### The problem
Below is a block of records. Copy every line in it that contains the word "石鳖相互之间无捕食关系".

### Dataset entries
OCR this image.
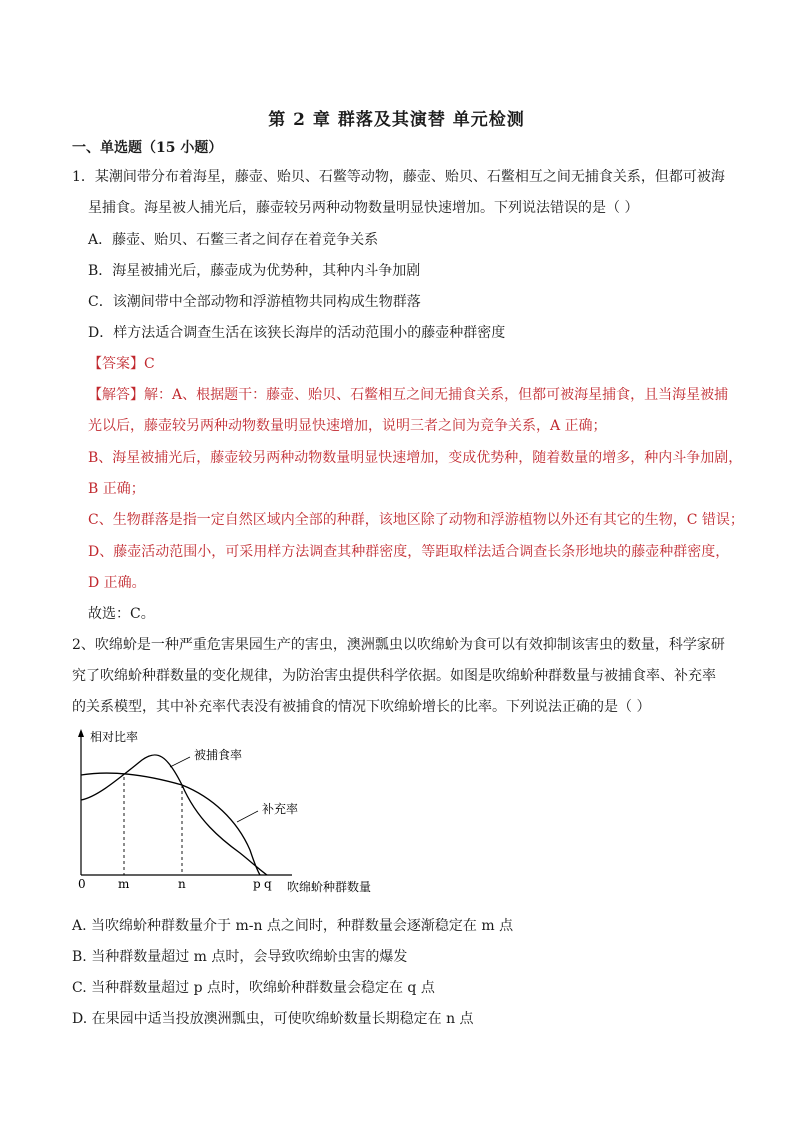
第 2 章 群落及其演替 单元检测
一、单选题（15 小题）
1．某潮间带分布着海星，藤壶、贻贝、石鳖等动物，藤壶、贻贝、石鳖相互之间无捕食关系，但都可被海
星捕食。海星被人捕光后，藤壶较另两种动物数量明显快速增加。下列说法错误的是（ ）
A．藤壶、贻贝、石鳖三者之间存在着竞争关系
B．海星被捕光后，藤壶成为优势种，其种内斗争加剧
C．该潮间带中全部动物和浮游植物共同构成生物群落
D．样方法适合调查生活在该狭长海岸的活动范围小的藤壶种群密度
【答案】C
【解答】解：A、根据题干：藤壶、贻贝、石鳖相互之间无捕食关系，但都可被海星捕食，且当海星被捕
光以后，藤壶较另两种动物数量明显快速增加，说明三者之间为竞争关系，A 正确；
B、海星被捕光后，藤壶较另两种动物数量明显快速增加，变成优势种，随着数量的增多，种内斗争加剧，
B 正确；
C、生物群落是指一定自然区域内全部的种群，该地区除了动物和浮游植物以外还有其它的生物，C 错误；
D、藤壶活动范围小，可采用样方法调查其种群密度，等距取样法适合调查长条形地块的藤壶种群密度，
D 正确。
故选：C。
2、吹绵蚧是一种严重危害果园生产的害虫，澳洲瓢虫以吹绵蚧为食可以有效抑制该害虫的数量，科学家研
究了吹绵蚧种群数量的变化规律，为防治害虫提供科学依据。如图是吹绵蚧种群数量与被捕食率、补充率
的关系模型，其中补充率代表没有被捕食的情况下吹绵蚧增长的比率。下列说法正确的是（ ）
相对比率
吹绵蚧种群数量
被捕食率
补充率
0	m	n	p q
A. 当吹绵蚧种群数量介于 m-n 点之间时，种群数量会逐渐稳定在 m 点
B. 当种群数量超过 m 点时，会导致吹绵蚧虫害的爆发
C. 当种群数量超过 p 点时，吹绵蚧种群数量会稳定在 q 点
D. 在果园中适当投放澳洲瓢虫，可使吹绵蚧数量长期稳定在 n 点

* * *

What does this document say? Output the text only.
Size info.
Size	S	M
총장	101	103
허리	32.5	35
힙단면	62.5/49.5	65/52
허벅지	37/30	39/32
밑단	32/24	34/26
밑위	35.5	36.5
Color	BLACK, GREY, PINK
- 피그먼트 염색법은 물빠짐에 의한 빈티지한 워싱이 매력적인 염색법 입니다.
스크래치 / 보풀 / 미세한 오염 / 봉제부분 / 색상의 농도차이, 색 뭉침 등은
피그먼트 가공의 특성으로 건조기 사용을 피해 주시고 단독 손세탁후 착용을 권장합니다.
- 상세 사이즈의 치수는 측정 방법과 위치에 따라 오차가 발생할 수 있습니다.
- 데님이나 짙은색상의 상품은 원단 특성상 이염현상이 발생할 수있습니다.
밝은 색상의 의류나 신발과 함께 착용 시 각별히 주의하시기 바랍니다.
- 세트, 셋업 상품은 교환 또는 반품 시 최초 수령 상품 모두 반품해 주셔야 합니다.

### Output for this exercise
1．某潮间带分布着海星，藤壶、贻贝、石鳖等动物，藤壶、贻贝、石鳖相互之间无捕食关系，但都可被海
【解答】解：A、根据题干：藤壶、贻贝、石鳖相互之间无捕食关系，但都可被海星捕食，且当海星被捕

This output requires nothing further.